- [PROVIDED RECORDS]:
--------------------------------------------------
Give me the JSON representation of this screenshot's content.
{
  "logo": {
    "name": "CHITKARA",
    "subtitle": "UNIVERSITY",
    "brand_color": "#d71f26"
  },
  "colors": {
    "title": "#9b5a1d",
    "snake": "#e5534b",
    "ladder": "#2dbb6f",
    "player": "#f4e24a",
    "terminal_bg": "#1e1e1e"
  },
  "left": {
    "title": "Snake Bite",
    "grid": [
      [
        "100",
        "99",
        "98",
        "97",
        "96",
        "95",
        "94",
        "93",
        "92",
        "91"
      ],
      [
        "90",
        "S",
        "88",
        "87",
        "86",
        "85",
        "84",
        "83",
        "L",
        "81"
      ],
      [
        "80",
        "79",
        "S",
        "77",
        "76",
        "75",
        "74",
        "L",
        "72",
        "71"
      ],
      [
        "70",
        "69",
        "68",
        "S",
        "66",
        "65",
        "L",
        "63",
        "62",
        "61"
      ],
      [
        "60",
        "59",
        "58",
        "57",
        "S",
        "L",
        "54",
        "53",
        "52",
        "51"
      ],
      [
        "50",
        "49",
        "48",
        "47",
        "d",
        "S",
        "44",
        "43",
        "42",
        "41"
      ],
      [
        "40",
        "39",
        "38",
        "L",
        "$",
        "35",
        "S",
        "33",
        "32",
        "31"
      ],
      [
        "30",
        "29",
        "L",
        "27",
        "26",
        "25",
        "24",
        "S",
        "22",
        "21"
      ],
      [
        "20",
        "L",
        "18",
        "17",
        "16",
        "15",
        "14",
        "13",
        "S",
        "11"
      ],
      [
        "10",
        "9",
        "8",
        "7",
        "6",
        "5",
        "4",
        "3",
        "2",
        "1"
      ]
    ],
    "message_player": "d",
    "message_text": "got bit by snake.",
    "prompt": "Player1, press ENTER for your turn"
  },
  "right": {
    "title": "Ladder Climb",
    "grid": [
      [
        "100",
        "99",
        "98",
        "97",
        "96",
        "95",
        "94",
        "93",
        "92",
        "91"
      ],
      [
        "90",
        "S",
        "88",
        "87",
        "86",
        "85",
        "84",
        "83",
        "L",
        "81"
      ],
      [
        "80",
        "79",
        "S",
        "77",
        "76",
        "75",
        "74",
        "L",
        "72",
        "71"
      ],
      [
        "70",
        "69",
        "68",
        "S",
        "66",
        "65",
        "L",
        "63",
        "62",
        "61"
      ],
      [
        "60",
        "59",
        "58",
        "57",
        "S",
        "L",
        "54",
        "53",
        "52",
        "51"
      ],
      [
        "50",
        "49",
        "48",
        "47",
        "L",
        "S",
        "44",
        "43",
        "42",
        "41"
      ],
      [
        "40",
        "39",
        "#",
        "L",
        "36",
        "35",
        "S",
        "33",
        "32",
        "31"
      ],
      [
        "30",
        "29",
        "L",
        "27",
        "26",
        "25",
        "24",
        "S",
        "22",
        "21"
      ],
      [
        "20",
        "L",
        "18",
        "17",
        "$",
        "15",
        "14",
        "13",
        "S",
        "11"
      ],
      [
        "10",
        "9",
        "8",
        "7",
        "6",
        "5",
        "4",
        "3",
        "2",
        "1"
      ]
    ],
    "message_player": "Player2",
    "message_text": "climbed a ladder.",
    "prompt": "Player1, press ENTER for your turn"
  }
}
--------------------------------------------------
- [DESCRIPTION OF THE TASK]: Write out all the records above again, exactly as they stand.

- [OUTPUT FOR THIS EXERCISE]:
Give me the JSON representation of this screenshot's content.
{
  "logo": {
    "name": "CHITKARA",
    "subtitle": "UNIVERSITY",
    "brand_color": "#d71f26"
  },
  "colors": {
    "title": "#9b5a1d",
    "snake": "#e5534b",
    "ladder": "#2dbb6f",
    "player": "#f4e24a",
    "terminal_bg": "#1e1e1e"
  },
  "left": {
    "title": "Snake Bite",
    "grid": [
      [
        "100",
        "99",
        "98",
        "97",
        "96",
        "95",
        "94",
        "93",
        "92",
        "91"
      ],
      [
        "90",
        "S",
        "88",
        "87",
        "86",
        "85",
        "84",
        "83",
        "L",
        "81"
      ],
      [
        "80",
        "79",
        "S",
        "77",
        "76",
        "75",
        "74",
        "L",
        "72",
        "71"
      ],
      [
        "70",
        "69",
        "68",
        "S",
        "66",
        "65",
        "L",
        "63",
        "62",
        "61"
      ],
      [
        "60",
        "59",
        "58",
        "57",
        "S",
        "L",
        "54",
        "53",
        "52",
        "51"
      ],
      [
        "50",
        "49",
        "48",
        "47",
        "d",
        "S",
        "44",
        "43",
        "42",
        "41"
      ],
      [
        "40",
        "39",
        "38",
        "L",
        "$",
        "35",
        "S",
        "33",
        "32",
        "31"
      ],
      [
        "30",
        "29",
        "L",
        "27",
        "26",
        "25",
        "24",
        "S",
        "22",
        "21"
      ],
      [
        "20",
        "L",
        "18",
        "17",
        "16",
        "15",
        "14",
        "13",
        "S",
        "11"
      ],
      [
        "10",
        "9",
        "8",
        "7",
        "6",
        "5",
        "4",
        "3",
        "2",
        "1"
      ]
    ],
    "message_player": "d",
    "message_text": "got bit by snake.",
    "prompt": "Player1, press ENTER for your turn"
  },
  "right": {
    "title": "Ladder Climb",
    "grid": [
      [
        "100",
        "99",
        "98",
        "97",
        "96",
        "95",
        "94",
        "93",
        "92",
        "91"
      ],
      [
        "90",
        "S",
        "88",
        "87",
        "86",
        "85",
        "84",
        "83",
        "L",
        "81"
      ],
      [
        "80",
        "79",
        "S",
        "77",
        "76",
        "75",
        "74",
        "L",
        "72",
        "71"
      ],
      [
        "70",
        "69",
        "68",
        "S",
        "66",
        "65",
        "L",
        "63",
        "62",
        "61"
      ],
      [
        "60",
        "59",
        "58",
        "57",
        "S",
        "L",
        "54",
        "53",
        "52",
        "51"
      ],
      [
        "50",
        "49",
        "48",
        "47",
        "L",
        "S",
        "44",
        "43",
        "42",
        "41"
      ],
      [
        "40",
        "39",
        "#",
        "L",
        "36",
        "35",
        "S",
        "33",
        "32",
        "31"
      ],
      [
        "30",
        "29",
        "L",
        "27",
        "26",
        "25",
        "24",
        "S",
        "22",
        "21"
      ],
      [
        "20",
        "L",
        "18",
        "17",
        "$",
        "15",
        "14",
        "13",
        "S",
        "11"
      ],
      [
        "10",
        "9",
        "8",
        "7",
        "6",
        "5",
        "4",
        "3",
        "2",
        "1"
      ]
    ],
    "message_player": "Player2",
    "message_text": "climbed a ladder.",
    "prompt": "Player1, press ENTER for your turn"
  }
}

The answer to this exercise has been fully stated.